### DATASET ###

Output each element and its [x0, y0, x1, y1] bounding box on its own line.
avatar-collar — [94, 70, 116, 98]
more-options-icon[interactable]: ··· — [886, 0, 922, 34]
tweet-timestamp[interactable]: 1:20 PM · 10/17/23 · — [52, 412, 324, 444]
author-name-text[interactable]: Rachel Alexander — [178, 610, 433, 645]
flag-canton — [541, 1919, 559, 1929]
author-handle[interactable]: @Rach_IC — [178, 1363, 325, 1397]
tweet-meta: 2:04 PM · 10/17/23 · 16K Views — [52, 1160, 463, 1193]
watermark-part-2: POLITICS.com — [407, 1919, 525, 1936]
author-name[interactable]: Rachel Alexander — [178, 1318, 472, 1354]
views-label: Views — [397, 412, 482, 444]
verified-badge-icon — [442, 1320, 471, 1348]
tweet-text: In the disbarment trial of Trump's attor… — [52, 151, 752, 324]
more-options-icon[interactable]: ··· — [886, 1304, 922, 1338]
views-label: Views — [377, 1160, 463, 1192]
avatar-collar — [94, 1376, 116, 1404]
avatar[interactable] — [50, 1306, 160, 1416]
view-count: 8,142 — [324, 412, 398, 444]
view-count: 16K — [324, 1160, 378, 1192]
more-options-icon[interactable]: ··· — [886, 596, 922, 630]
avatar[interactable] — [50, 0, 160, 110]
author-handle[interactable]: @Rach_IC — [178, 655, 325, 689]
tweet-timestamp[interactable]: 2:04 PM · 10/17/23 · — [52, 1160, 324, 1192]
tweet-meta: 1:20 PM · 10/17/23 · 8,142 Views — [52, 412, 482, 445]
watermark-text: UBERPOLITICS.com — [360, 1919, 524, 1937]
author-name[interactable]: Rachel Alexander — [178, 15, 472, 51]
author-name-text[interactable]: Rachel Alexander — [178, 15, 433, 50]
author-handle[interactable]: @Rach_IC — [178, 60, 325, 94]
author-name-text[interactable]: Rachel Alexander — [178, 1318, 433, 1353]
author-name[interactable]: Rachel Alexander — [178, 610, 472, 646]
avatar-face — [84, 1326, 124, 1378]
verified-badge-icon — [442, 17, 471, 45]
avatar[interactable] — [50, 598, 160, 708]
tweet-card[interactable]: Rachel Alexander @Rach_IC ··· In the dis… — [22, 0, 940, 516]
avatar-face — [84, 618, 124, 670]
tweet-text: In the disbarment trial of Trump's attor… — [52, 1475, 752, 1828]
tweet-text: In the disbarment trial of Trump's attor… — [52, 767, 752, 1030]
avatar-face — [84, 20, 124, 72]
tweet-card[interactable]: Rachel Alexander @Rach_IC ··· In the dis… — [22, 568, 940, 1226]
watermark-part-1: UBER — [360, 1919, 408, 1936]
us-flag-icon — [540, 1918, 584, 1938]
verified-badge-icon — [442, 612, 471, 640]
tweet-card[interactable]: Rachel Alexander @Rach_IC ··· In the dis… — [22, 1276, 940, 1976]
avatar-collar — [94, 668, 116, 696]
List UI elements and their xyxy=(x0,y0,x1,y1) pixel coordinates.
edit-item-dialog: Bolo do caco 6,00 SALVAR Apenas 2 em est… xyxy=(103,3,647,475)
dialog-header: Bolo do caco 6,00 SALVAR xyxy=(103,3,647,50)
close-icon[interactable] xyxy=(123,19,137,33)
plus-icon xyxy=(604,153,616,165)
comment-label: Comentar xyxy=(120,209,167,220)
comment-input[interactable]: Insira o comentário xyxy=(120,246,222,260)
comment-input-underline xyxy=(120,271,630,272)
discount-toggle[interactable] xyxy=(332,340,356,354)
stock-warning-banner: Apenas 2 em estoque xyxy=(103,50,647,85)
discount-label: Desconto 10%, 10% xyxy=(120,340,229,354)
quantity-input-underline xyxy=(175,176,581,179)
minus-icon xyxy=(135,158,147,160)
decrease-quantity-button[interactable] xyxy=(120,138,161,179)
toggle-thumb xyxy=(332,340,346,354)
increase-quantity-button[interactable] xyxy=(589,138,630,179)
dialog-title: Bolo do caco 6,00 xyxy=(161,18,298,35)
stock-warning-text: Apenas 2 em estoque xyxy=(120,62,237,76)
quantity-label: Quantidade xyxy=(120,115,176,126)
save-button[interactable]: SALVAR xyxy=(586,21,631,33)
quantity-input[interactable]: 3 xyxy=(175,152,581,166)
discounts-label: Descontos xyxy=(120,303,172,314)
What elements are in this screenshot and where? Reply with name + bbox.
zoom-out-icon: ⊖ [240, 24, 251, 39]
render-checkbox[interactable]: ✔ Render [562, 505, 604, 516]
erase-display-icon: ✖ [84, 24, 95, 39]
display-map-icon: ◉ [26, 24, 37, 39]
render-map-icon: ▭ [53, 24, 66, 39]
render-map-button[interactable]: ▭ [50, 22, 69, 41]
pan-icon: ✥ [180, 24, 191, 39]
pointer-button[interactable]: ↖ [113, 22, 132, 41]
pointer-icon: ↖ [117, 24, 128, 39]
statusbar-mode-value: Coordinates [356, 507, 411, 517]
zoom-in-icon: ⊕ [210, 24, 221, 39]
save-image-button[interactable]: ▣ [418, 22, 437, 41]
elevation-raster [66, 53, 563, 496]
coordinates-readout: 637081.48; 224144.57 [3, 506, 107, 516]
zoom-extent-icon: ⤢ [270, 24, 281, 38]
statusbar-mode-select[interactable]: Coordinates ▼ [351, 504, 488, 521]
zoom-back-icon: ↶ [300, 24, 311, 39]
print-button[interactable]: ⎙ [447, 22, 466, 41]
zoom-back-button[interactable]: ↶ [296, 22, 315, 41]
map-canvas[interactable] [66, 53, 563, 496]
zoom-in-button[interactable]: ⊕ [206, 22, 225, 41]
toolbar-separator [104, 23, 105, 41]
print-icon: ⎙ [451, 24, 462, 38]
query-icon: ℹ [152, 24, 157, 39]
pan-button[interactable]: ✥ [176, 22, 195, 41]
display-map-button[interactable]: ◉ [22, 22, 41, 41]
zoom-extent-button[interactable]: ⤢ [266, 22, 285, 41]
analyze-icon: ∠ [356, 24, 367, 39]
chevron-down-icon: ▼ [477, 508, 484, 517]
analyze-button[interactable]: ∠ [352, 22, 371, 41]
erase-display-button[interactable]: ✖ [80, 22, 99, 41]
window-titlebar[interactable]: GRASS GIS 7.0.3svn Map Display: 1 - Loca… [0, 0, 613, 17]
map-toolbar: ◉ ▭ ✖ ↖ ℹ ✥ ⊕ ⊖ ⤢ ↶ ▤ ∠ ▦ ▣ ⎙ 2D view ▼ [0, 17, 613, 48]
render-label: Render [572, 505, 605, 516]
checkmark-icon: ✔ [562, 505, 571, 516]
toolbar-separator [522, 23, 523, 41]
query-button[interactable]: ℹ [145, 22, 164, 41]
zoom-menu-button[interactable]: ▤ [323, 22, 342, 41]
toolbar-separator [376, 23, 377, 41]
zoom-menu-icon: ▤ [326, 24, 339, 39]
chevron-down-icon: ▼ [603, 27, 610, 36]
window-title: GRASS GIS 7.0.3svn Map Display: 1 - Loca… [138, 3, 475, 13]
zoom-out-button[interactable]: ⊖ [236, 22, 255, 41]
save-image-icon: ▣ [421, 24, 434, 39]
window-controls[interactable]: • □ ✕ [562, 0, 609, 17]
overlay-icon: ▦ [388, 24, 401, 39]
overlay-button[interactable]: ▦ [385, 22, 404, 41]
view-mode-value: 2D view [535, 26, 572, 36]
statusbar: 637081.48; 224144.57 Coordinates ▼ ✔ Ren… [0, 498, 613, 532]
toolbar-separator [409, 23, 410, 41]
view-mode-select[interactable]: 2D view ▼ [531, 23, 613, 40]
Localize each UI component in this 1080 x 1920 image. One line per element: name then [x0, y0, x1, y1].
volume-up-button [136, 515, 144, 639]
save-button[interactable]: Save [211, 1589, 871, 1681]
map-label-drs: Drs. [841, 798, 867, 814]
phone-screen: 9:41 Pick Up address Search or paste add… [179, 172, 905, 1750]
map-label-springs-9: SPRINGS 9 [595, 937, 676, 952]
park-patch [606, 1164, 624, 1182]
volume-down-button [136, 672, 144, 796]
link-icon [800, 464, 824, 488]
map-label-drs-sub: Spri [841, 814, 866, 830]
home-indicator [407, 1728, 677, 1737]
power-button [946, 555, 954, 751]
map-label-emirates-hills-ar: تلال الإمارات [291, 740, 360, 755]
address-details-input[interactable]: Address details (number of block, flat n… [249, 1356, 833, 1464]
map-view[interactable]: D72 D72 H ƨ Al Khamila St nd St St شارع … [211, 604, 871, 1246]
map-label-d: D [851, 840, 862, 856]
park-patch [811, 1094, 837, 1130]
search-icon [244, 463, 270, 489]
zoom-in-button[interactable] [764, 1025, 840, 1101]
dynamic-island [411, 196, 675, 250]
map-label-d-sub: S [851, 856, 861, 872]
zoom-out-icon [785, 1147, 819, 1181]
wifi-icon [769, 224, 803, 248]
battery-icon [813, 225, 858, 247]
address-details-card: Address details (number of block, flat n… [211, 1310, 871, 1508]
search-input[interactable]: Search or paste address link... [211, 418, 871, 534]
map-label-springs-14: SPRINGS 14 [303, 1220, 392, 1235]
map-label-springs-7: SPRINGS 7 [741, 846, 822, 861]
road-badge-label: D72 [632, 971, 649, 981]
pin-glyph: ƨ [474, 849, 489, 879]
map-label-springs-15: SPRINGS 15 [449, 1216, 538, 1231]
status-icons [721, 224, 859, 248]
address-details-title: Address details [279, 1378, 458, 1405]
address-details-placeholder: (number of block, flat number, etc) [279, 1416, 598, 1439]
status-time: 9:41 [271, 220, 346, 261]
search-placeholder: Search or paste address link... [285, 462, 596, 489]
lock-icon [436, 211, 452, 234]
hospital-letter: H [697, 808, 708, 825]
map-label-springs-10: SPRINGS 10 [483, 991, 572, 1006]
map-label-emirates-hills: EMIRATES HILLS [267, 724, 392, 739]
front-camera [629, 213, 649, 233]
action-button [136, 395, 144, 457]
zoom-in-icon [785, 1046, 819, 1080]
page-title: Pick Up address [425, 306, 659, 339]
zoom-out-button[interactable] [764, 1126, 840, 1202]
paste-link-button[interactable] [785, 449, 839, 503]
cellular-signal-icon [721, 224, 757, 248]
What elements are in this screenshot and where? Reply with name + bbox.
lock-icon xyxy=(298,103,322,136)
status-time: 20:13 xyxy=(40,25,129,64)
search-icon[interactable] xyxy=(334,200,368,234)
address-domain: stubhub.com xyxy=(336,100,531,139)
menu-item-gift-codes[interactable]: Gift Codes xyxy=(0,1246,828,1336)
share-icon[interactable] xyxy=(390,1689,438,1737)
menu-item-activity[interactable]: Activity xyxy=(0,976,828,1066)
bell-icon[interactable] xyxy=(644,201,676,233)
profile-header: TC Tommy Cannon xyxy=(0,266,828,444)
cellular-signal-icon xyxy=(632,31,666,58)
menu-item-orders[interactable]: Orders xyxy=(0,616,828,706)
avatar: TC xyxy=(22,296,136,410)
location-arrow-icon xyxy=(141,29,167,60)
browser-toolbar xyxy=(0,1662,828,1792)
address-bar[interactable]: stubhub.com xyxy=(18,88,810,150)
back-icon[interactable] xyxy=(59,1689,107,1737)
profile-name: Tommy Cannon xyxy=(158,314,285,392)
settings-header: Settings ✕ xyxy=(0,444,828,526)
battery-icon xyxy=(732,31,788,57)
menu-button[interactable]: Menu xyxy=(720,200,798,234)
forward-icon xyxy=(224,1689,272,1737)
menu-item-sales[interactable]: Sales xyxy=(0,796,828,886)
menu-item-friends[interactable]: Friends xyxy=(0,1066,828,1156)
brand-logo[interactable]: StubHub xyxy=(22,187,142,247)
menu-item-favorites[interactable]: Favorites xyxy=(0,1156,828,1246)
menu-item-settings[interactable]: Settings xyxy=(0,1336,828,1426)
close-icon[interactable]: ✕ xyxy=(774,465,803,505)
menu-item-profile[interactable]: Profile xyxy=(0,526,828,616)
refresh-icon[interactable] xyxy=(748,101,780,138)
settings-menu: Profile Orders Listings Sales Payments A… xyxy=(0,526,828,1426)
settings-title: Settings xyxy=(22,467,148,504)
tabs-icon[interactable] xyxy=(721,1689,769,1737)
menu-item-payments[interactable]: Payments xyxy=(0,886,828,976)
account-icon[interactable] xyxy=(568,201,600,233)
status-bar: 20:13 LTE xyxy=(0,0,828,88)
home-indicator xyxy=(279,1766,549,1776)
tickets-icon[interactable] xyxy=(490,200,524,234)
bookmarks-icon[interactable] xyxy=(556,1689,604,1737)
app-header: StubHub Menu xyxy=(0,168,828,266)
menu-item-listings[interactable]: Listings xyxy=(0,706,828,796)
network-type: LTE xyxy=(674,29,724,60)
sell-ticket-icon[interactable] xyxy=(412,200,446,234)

###

WHAT TO WORK ON. Copy the rows from the start of the records through the row containing "watermark-part-2: POLITICS.com —", changing "author-handle" to "user-handle" and leaving everything else the same.

RESULT BELOW.
Output each element and its [x0, y0, x1, y1] bounding box on its own line.
avatar-collar — [94, 70, 116, 98]
more-options-icon[interactable]: ··· — [886, 0, 922, 34]
tweet-timestamp[interactable]: 1:20 PM · 10/17/23 · — [52, 412, 324, 444]
author-name-text[interactable]: Rachel Alexander — [178, 610, 433, 645]
flag-canton — [541, 1919, 559, 1929]
user-handle[interactable]: @Rach_IC — [178, 1363, 325, 1397]
tweet-meta: 2:04 PM · 10/17/23 · 16K Views — [52, 1160, 463, 1193]
watermark-part-2: POLITICS.com — [407, 1919, 525, 1936]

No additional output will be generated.